YOUR INSTRUCTIONS.
Extract every line of the material below and reproduce it faithfully.
----------
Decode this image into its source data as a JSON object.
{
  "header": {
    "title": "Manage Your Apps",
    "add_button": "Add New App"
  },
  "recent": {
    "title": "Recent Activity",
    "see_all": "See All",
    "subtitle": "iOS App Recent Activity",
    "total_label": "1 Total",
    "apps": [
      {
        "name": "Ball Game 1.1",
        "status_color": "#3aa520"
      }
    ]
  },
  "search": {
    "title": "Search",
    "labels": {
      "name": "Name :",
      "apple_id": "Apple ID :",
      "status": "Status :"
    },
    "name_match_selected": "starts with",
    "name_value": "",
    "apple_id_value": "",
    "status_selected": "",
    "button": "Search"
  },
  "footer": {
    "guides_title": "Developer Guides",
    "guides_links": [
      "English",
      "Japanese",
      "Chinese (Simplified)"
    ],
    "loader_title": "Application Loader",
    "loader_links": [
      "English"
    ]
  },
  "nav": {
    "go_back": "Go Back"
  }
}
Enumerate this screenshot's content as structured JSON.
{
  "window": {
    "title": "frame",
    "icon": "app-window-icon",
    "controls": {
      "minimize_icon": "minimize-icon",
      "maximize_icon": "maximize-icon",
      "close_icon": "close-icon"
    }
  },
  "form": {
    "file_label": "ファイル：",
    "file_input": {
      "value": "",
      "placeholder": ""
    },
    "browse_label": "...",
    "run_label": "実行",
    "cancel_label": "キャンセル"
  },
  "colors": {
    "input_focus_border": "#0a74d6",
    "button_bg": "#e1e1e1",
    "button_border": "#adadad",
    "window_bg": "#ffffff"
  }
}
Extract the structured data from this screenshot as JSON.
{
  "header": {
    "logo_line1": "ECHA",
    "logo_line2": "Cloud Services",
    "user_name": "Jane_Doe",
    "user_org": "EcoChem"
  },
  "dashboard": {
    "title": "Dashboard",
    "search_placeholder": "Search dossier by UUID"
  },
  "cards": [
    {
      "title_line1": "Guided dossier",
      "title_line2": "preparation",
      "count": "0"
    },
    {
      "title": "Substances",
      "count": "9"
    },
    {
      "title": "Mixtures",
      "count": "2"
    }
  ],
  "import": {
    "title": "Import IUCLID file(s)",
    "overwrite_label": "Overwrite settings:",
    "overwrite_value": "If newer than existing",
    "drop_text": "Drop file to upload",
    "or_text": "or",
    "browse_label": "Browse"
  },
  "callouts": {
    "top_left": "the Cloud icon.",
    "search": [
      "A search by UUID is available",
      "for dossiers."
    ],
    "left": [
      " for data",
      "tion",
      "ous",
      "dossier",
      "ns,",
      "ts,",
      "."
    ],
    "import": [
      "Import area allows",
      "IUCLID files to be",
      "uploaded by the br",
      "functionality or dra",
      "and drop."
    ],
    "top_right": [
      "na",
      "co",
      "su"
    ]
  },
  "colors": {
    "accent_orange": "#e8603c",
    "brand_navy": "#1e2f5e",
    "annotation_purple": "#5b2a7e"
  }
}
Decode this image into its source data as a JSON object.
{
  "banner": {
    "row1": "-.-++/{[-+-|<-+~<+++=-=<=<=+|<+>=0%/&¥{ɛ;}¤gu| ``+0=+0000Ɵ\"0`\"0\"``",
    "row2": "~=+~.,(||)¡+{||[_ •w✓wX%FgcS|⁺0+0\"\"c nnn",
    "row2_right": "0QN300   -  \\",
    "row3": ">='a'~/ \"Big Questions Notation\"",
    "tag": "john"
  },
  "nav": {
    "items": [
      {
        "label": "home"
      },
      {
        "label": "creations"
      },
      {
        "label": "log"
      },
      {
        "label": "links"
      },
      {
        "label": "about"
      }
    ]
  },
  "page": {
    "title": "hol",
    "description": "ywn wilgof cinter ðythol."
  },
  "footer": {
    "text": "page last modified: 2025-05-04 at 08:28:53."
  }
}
----------
FINAL RESULT.
Decode this image into its source data as a JSON object.
{
  "header": {
    "title": "Manage Your Apps",
    "add_button": "Add New App"
  },
  "recent": {
    "title": "Recent Activity",
    "see_all": "See All",
    "subtitle": "iOS App Recent Activity",
    "total_label": "1 Total",
    "apps": [
      {
        "name": "Ball Game 1.1",
        "status_color": "#3aa520"
      }
    ]
  },
  "search": {
    "title": "Search",
    "labels": {
      "name": "Name :",
      "apple_id": "Apple ID :",
      "status": "Status :"
    },
    "name_match_selected": "starts with",
    "name_value": "",
    "apple_id_value": "",
    "status_selected": "",
    "button": "Search"
  },
  "footer": {
    "guides_title": "Developer Guides",
    "guides_links": [
      "English",
      "Japanese",
      "Chinese (Simplified)"
    ],
    "loader_title": "Application Loader",
    "loader_links": [
      "English"
    ]
  },
  "nav": {
    "go_back": "Go Back"
  }
}
Enumerate this screenshot's content as structured JSON.
{
  "window": {
    "title": "frame",
    "icon": "app-window-icon",
    "controls": {
      "minimize_icon": "minimize-icon",
      "maximize_icon": "maximize-icon",
      "close_icon": "close-icon"
    }
  },
  "form": {
    "file_label": "ファイル：",
    "file_input": {
      "value": "",
      "placeholder": ""
    },
    "browse_label": "...",
    "run_label": "実行",
    "cancel_label": "キャンセル"
  },
  "colors": {
    "input_focus_border": "#0a74d6",
    "button_bg": "#e1e1e1",
    "button_border": "#adadad",
    "window_bg": "#ffffff"
  }
}
Extract the structured data from this screenshot as JSON.
{
  "header": {
    "logo_line1": "ECHA",
    "logo_line2": "Cloud Services",
    "user_name": "Jane_Doe",
    "user_org": "EcoChem"
  },
  "dashboard": {
    "title": "Dashboard",
    "search_placeholder": "Search dossier by UUID"
  },
  "cards": [
    {
      "title_line1": "Guided dossier",
      "title_line2": "preparation",
      "count": "0"
    },
    {
      "title": "Substances",
      "count": "9"
    },
    {
      "title": "Mixtures",
      "count": "2"
    }
  ],
  "import": {
    "title": "Import IUCLID file(s)",
    "overwrite_label": "Overwrite settings:",
    "overwrite_value": "If newer than existing",
    "drop_text": "Drop file to upload",
    "or_text": "or",
    "browse_label": "Browse"
  },
  "callouts": {
    "top_left": "the Cloud icon.",
    "search": [
      "A search by UUID is available",
      "for dossiers."
    ],
    "left": [
      " for data",
      "tion",
      "ous",
      "dossier",
      "ns,",
      "ts,",
      "."
    ],
    "import": [
      "Import area allows",
      "IUCLID files to be",
      "uploaded by the br",
      "functionality or dra",
      "and drop."
    ],
    "top_right": [
      "na",
      "co",
      "su"
    ]
  },
  "colors": {
    "accent_orange": "#e8603c",
    "brand_navy": "#1e2f5e",
    "annotation_purple": "#5b2a7e"
  }
}
Decode this image into its source data as a JSON object.
{
  "banner": {
    "row1": "-.-++/{[-+-|<-+~<+++=-=<=<=+|<+>=0%/&¥{ɛ;}¤gu| ``+0=+0000Ɵ\"0`\"0\"``",
    "row2": "~=+~.,(||)¡+{||[_ •w✓wX%FgcS|⁺0+0\"\"c nnn",
    "row2_right": "0QN300   -  \\",
    "row3": ">='a'~/ \"Big Questions Notation\"",
    "tag": "john"
  },
  "nav": {
    "items": [
      {
        "label": "home"
      },
      {
        "label": "creations"
      },
      {
        "label": "log"
      },
      {
        "label": "links"
      },
      {
        "label": "about"
      }
    ]
  },
  "page": {
    "title": "hol",
    "description": "ywn wilgof cinter ðythol."
  },
  "footer": {
    "text": "page last modified: 2025-05-04 at 08:28:53."
  }
}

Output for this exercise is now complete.